**Text shown:**
────────

Bug 194550

Summary: panic: race condition with epair and atmconfig
Product: Base System Reporter: Oleg Ginzburg <olevole>
Component: kernAssignee: Andrey V. Elsukov <ae>
Status: Closed FIXED    
Severity: Affects Some People CC: ae, olevole
Priority: ---    
Version: CURRENT   
Hardware: Any   
OS: Any   

Description Oleg Ginzburg 2014-10-23 09:23:17 UTC
When epair created fast enough the system got the panic when performing atmconfig (afexist in /etc/network.subr executed by devd)

Work-around: kill devd process or in the afexists() in /etc/network.subr prevent atmconfig execution:
-----
        atm)

────────

**Exercise material:**
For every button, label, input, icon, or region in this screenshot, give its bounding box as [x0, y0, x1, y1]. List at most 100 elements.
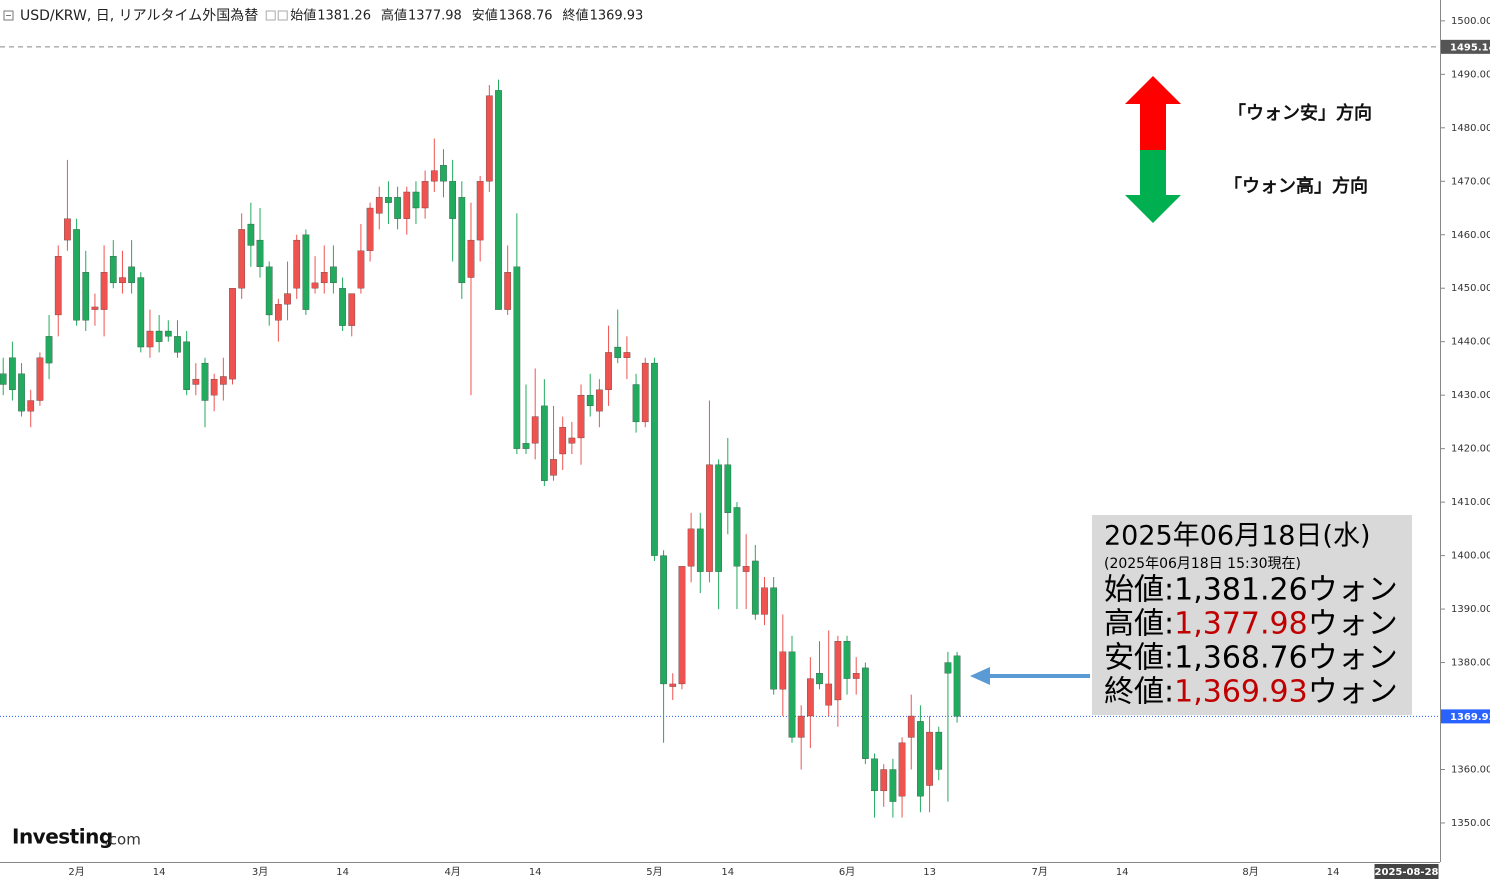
- x-tick-label: 14: [1327, 867, 1340, 878]
- candle-body: [559, 427, 567, 455]
- candle-body: [36, 357, 44, 401]
- candle-body: [926, 731, 933, 786]
- row-unit: ウォン: [1308, 573, 1398, 608]
- candle-body: [146, 330, 154, 348]
- y-tick-label: 1490.00: [1451, 69, 1490, 80]
- down-label: 「ウォン高」方向: [1224, 175, 1368, 197]
- candle-body: [696, 528, 704, 572]
- y-tick-label: 1390.00: [1451, 604, 1490, 615]
- row-label: 高値:: [1104, 607, 1174, 642]
- candle-body: [953, 655, 961, 717]
- candle-body: [73, 229, 80, 321]
- price-tag: [1441, 39, 1490, 54]
- candle-body: [82, 272, 90, 321]
- candle-body: [238, 229, 246, 289]
- candle-body: [183, 341, 190, 390]
- candle-body: [45, 336, 53, 364]
- candle-body: [669, 683, 677, 687]
- candle-body: [898, 742, 906, 797]
- candle-body: [632, 384, 640, 423]
- candle-body: [421, 181, 429, 209]
- candle-body: [889, 769, 897, 802]
- candle-body: [91, 306, 99, 310]
- row-unit: ウォン: [1308, 641, 1398, 676]
- x-tick-label: 14: [721, 867, 734, 878]
- candle-body: [843, 641, 851, 679]
- candle-body: [733, 507, 741, 567]
- candle-body: [852, 673, 860, 679]
- candle-body: [137, 277, 145, 348]
- down-arrow: [1125, 150, 1181, 223]
- candle-body: [880, 769, 888, 792]
- candle-body: [311, 282, 319, 289]
- x-tick-label: 14: [1116, 867, 1129, 878]
- up-label: 「ウォン安」方向: [1228, 102, 1372, 124]
- candle-body: [229, 288, 236, 380]
- row-value: 1,369.93: [1174, 675, 1308, 710]
- row-value: 1,381.26: [1174, 573, 1308, 608]
- row-unit: ウォン: [1308, 675, 1398, 710]
- candle-body: [568, 437, 576, 444]
- y-tick-label: 1350.00: [1451, 818, 1490, 829]
- header-value: 1368.76: [499, 9, 553, 24]
- x-tick-label: 6月: [839, 866, 855, 878]
- candle-body: [825, 683, 833, 706]
- y-tick-label: 1450.00: [1451, 283, 1490, 294]
- panel-date: 2025年06月18日(水): [1104, 521, 1371, 552]
- candle-body: [944, 662, 952, 674]
- candle-body: [394, 197, 401, 219]
- candle-body: [724, 464, 732, 513]
- candle-body: [550, 459, 557, 476]
- candle-body: [339, 288, 346, 326]
- x-tick-label: 5月: [646, 866, 662, 878]
- candle-body: [27, 400, 35, 412]
- candle-body: [770, 587, 778, 690]
- row-unit: ウォン: [1308, 607, 1398, 642]
- header-label: 高値: [381, 8, 407, 24]
- y-tick-label: 1440.00: [1451, 337, 1490, 348]
- header-value: 1377.98: [408, 9, 462, 24]
- logo-name: Investing: [12, 825, 113, 849]
- candle-body: [715, 464, 722, 572]
- y-tick-label: 1500.00: [1451, 16, 1490, 27]
- panel-box: [1092, 515, 1412, 715]
- candle-body: [366, 207, 374, 251]
- candle-body: [164, 330, 172, 337]
- row-label: 安値:: [1104, 641, 1174, 676]
- candle-body: [201, 362, 209, 401]
- candle-body: [100, 272, 108, 310]
- candle-body: [219, 376, 227, 385]
- x-tick-label: 14: [336, 867, 349, 878]
- candle-body: [816, 673, 823, 685]
- candle-body: [320, 272, 328, 284]
- price-tag-label: 1495.14: [1450, 42, 1490, 53]
- candle-body: [761, 587, 768, 615]
- candle-body: [302, 234, 310, 310]
- candle-body: [430, 170, 438, 182]
- x-tick-label: 8月: [1242, 866, 1258, 878]
- y-tick-label: 1420.00: [1451, 444, 1490, 455]
- candle-body: [174, 336, 181, 353]
- symbol: USD/KRW, 日, リアルタイム外国為替: [20, 8, 258, 24]
- candle-body: [9, 357, 16, 390]
- candle-body: [871, 758, 878, 792]
- candle-body: [678, 566, 686, 685]
- header-label: 始値: [290, 8, 316, 24]
- collapse-icon[interactable]: [3, 10, 14, 21]
- candle-body: [119, 277, 126, 284]
- candle-body: [605, 352, 612, 390]
- candle-body: [476, 181, 484, 241]
- candle-body: [256, 239, 264, 267]
- candle-body: [348, 293, 356, 326]
- candle-body: [64, 218, 71, 241]
- candle-body: [403, 191, 411, 219]
- candle-body: [742, 566, 750, 572]
- info-panel: 2025年06月18日(水) (2025年06月18日 15:30現在) 始値:…: [970, 515, 1412, 715]
- candle-body: [357, 250, 365, 289]
- y-tick-label: 1400.00: [1451, 551, 1490, 562]
- up-arrow: [1125, 76, 1181, 150]
- candle-body: [467, 239, 475, 278]
- candle-body: [660, 555, 667, 685]
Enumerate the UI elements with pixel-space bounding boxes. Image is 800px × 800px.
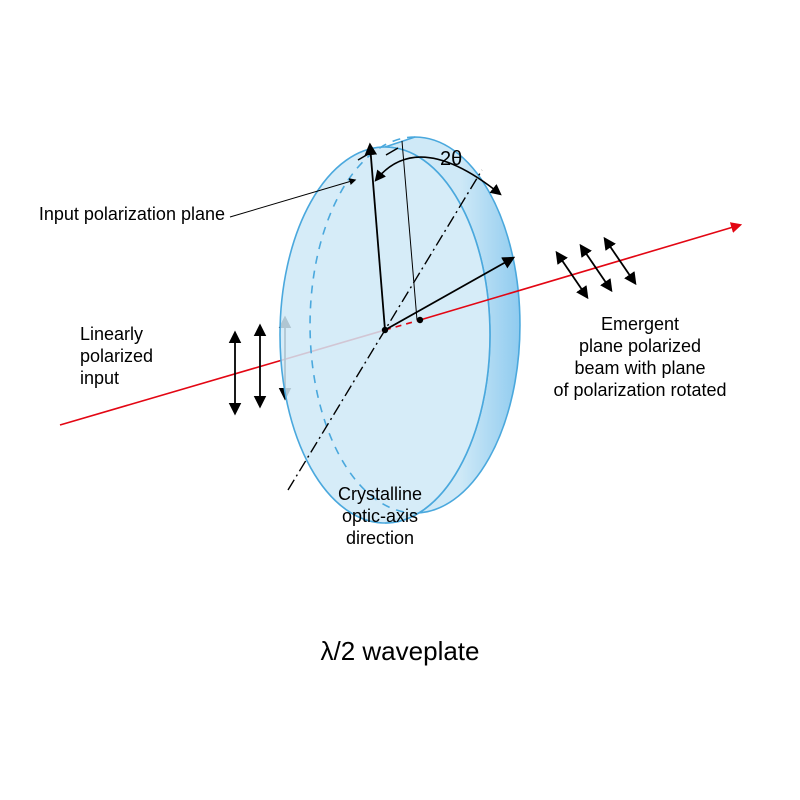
label-linearly-polarized-input: Linearlypolarizedinput <box>80 324 153 388</box>
label-two-theta: 2θ <box>440 148 462 170</box>
waveplate-diagram: Input polarization plane Linearlypolarize… <box>0 0 800 800</box>
center-dot-1 <box>417 317 423 323</box>
output-polarization-arrow-1 <box>581 246 611 290</box>
output-polarization-arrow-0 <box>557 253 587 297</box>
waveplate-front-face <box>280 147 490 523</box>
diagram-title: λ/2 waveplate <box>321 636 480 666</box>
label-optic-axis: Crystallineoptic-axisdirection <box>338 484 422 548</box>
output-polarization-arrow-2 <box>605 239 635 283</box>
center-dot-0 <box>382 327 388 333</box>
label-input-polarization-plane: Input polarization plane <box>39 204 225 224</box>
label-emergent-beam: Emergentplane polarizedbeam with planeof… <box>553 314 726 400</box>
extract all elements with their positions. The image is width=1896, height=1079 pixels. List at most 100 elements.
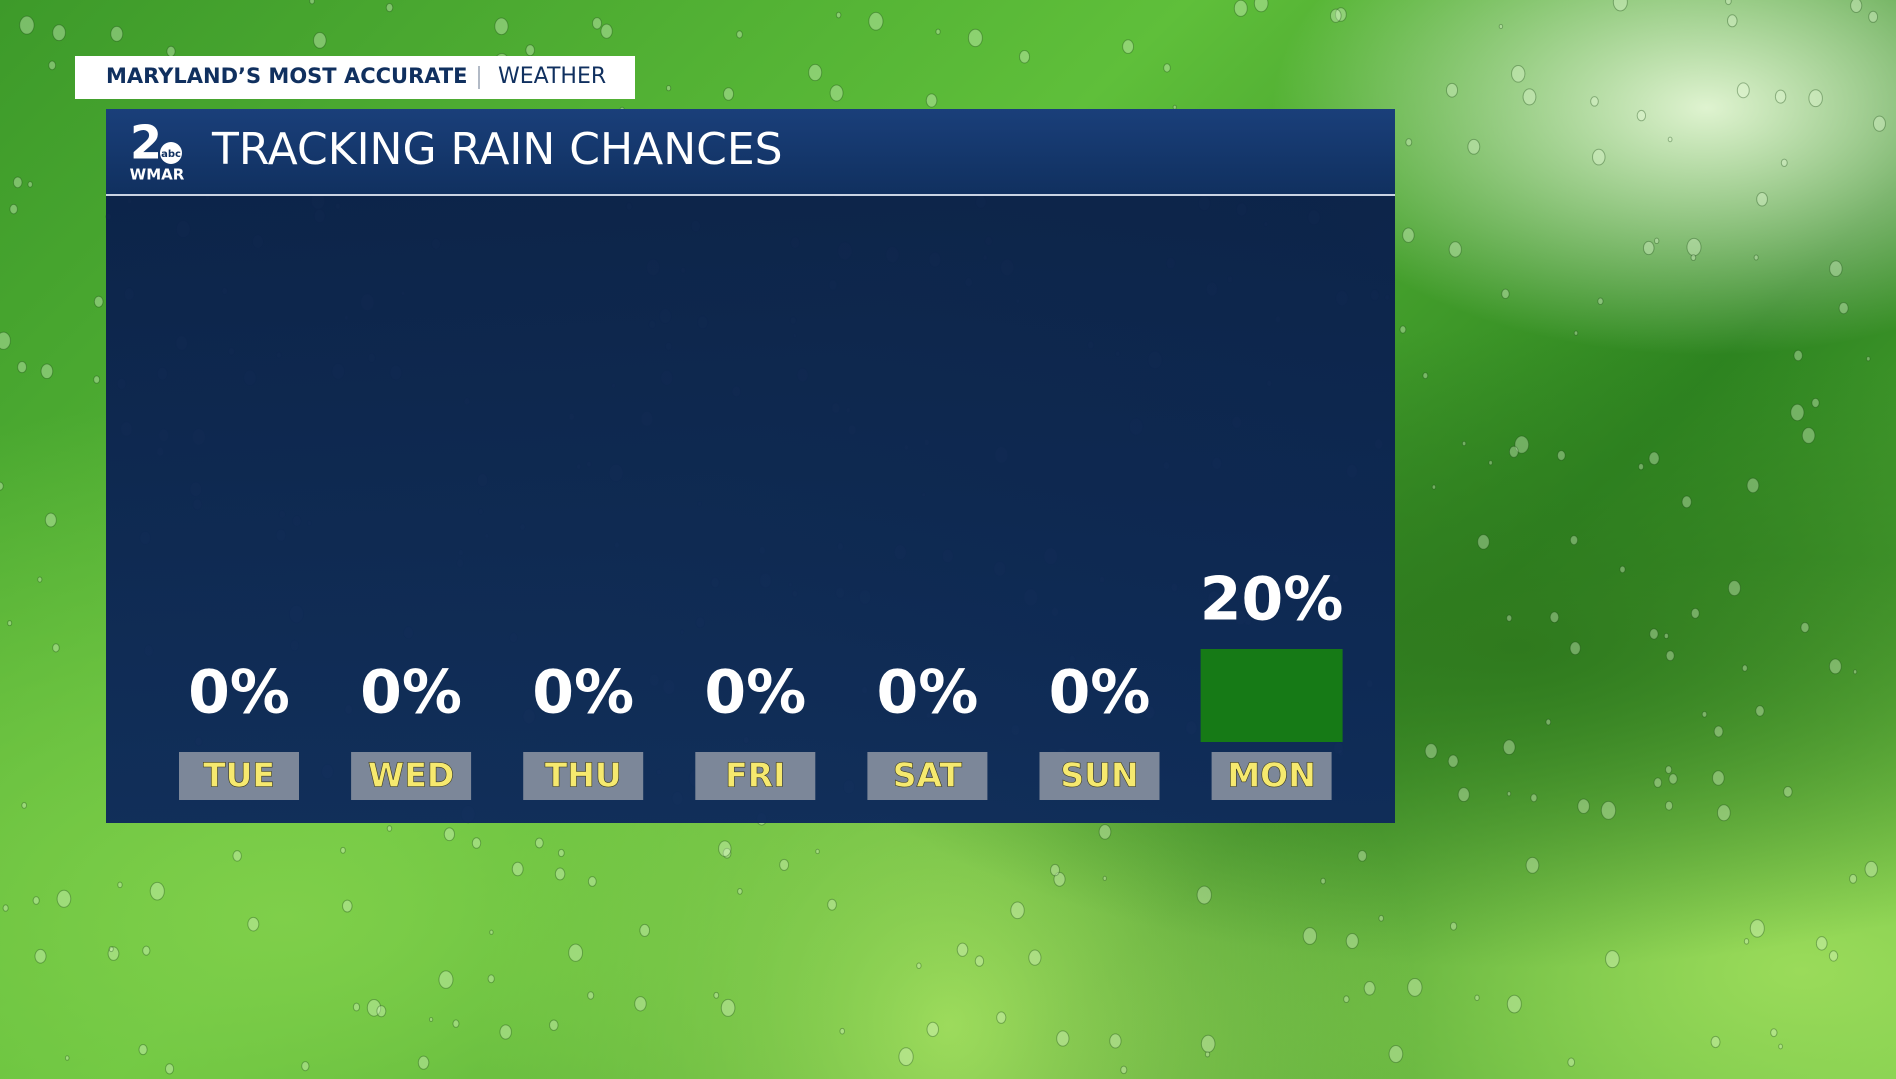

────────

**Goal 1:** Quote the bug report word for word, from "Description Oleg Ginzburg" to "executed by devd)".
**Goal 2:** In the records, convert the lines from the line with "- x-tick-label: 14: [1327, 867, 1340, 878]" to the line with "- candle-body: [696, 528, 704, 572]", both included, into a JSON list of strings with one string per line and blank lines omitted.

**Final answer 1:**
Description Oleg Ginzburg 2014-10-23 09:23:17 UTC
When epair created fast enough the system got the panic when performing atmconfig (afexist in /etc/network.subr executed by devd)

**Final answer 2:**
[
  "- x-tick-label: 14: [1327, 867, 1340, 878]",
  "- candle-body: [559, 427, 567, 455]",
  "- candle-body: [36, 357, 44, 401]",
  "- candle-body: [926, 731, 933, 786]",
  "- row-unit: ウォン: [1308, 573, 1398, 608]",
  "- candle-body: [146, 330, 154, 348]",
  "- y-tick-label: 1490.00: [1451, 69, 1490, 80]",
  "- down-label: 「ウォン高」方向: [1224, 175, 1368, 197]",
  "- candle-body: [696, 528, 704, 572]"
]